=== Given task ===
Look through the material below and give the number of lines holding "cuerpo", with no other words.

Some records:

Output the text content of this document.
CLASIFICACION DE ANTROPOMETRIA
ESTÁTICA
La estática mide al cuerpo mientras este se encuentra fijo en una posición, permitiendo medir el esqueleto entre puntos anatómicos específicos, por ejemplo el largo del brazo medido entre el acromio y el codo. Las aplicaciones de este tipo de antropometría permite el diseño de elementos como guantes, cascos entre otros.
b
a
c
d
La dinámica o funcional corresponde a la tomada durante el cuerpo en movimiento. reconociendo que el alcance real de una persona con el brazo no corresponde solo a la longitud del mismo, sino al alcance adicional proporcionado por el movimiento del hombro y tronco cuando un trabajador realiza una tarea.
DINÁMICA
--
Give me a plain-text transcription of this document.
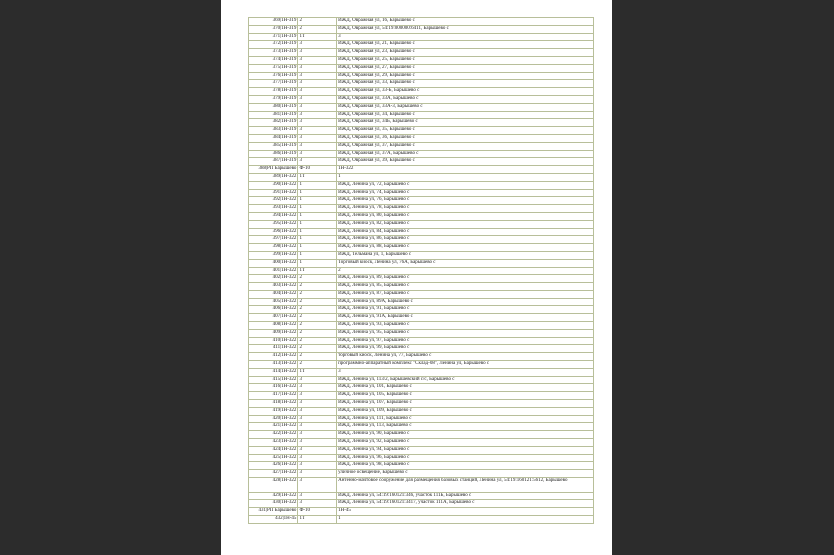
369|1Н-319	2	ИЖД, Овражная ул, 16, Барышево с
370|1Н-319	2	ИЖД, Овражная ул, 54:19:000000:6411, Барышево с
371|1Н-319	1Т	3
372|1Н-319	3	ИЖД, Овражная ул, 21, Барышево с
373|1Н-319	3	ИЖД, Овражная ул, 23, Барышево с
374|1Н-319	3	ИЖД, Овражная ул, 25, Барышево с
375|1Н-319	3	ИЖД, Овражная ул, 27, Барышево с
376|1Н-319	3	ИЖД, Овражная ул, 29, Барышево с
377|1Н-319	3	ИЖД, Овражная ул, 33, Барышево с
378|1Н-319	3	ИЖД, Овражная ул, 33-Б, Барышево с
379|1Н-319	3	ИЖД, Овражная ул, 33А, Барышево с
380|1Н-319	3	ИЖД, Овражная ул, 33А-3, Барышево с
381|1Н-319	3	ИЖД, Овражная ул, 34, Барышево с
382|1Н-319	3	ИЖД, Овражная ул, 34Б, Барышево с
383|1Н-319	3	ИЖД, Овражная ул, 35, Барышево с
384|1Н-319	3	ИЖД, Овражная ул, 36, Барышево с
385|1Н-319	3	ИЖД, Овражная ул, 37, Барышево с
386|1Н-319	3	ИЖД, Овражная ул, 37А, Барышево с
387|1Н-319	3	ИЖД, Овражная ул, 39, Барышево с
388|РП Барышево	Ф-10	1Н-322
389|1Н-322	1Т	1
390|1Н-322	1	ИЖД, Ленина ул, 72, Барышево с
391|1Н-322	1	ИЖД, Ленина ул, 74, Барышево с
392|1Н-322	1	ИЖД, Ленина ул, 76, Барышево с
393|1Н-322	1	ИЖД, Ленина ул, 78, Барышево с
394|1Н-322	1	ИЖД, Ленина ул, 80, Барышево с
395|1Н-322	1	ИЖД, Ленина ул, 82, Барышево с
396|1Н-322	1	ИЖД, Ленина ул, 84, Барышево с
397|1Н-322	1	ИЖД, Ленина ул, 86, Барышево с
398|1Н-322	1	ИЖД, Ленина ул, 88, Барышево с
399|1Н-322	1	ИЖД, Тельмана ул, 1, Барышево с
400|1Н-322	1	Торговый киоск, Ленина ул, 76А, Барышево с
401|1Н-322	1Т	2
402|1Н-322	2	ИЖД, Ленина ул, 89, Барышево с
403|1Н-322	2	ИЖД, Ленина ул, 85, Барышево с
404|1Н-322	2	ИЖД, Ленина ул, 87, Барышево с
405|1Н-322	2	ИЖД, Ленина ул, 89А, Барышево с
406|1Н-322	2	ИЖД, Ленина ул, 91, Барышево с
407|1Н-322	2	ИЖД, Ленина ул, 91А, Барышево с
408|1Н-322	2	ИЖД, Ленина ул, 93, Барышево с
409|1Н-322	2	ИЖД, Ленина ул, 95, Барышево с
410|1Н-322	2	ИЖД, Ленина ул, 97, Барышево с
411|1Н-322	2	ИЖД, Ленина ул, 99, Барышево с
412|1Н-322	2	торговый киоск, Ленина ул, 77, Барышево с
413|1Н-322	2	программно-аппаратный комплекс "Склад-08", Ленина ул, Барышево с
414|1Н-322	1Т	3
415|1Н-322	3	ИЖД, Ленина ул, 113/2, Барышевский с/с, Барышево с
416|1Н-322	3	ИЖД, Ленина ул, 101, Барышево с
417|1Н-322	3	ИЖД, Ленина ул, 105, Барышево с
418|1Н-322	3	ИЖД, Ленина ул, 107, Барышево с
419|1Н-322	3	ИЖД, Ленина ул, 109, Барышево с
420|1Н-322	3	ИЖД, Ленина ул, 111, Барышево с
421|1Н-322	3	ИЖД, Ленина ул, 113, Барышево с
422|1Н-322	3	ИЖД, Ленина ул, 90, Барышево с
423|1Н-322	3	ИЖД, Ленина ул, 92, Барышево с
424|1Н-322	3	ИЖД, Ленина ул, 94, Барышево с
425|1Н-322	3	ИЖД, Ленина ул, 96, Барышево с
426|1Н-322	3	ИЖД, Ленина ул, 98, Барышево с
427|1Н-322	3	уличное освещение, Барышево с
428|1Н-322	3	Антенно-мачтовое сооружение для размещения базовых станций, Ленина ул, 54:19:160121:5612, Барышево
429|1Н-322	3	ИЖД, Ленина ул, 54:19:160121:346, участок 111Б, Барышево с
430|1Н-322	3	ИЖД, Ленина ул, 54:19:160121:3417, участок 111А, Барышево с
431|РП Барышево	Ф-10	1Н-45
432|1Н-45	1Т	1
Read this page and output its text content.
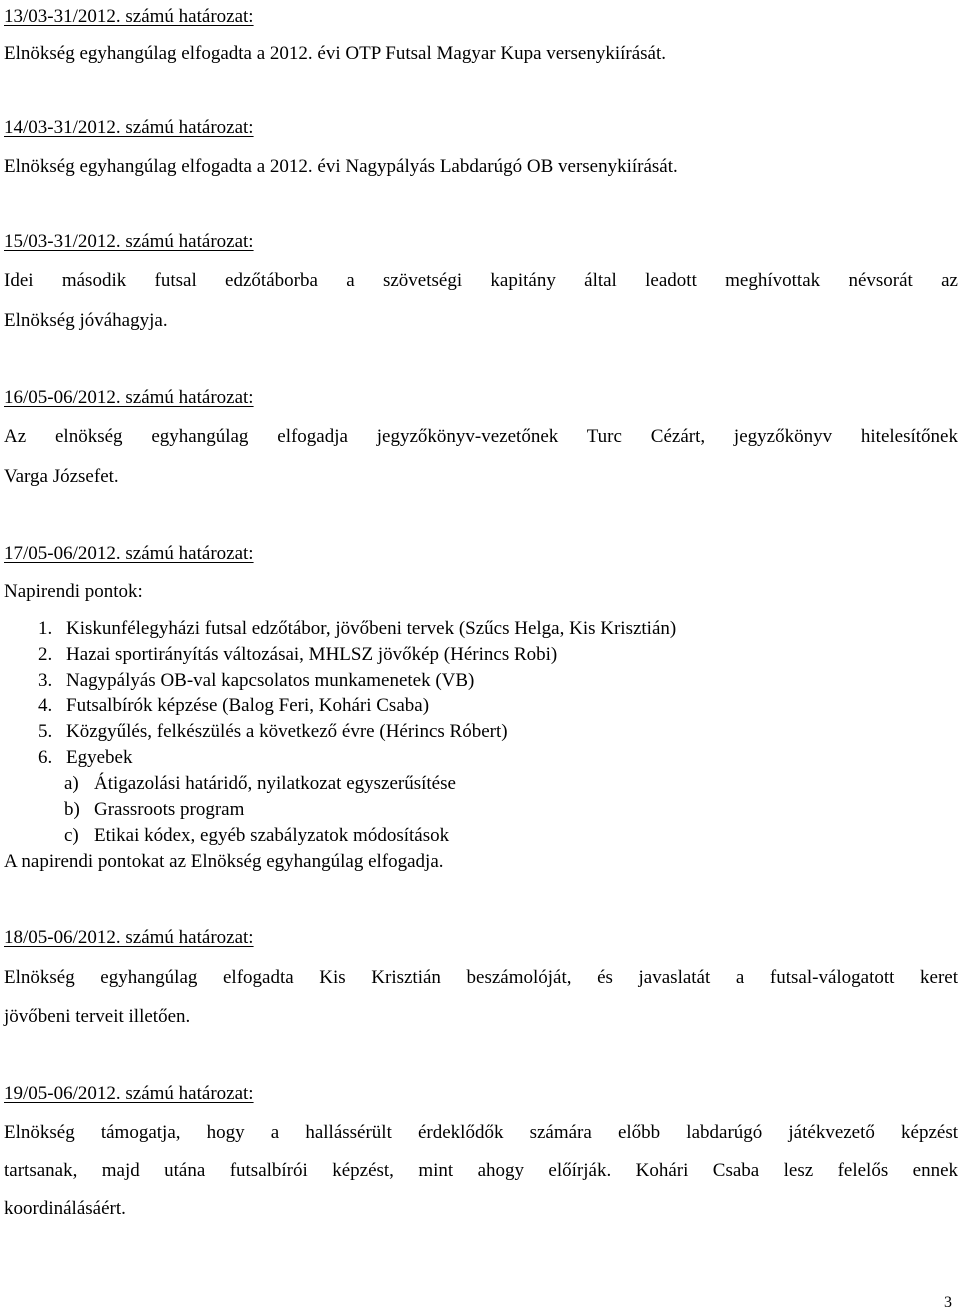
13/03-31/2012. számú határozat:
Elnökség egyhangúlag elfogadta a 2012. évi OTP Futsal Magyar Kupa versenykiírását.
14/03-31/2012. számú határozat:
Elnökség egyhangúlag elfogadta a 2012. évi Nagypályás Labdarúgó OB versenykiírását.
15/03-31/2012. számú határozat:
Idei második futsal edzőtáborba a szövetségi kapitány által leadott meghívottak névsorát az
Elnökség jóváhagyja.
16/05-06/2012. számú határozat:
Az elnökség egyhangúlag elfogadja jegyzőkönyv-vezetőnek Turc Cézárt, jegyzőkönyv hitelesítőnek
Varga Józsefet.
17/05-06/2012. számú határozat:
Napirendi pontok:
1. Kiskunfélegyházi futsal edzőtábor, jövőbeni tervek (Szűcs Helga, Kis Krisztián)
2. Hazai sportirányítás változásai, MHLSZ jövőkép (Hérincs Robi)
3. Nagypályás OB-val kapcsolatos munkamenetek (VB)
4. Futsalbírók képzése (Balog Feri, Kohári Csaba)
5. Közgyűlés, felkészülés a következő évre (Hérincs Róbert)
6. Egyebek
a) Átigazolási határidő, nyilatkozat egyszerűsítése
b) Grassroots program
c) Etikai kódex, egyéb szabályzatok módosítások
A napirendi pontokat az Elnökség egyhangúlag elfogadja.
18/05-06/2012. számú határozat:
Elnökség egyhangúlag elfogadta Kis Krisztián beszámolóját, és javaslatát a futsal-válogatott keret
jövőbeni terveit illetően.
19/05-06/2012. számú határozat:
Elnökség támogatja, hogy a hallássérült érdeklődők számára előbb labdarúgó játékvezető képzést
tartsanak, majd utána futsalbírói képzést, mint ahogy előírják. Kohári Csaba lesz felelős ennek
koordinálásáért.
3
--
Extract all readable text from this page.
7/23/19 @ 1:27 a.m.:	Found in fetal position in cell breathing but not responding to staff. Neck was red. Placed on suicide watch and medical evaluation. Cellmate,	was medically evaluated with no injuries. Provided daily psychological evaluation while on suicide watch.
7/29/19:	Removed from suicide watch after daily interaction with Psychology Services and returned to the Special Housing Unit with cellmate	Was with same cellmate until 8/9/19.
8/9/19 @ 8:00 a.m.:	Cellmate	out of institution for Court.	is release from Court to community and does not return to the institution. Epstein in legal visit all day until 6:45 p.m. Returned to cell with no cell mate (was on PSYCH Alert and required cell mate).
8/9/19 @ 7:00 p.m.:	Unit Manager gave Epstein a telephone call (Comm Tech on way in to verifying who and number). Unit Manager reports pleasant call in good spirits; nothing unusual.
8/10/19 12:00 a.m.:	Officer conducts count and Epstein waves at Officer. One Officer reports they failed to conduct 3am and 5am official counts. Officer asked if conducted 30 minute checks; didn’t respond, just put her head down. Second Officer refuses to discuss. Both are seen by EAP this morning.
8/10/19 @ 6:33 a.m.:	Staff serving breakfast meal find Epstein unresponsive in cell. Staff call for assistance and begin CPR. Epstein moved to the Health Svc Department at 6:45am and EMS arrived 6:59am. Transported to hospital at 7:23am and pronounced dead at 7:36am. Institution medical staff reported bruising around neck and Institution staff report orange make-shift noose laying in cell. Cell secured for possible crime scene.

=== The result ===
2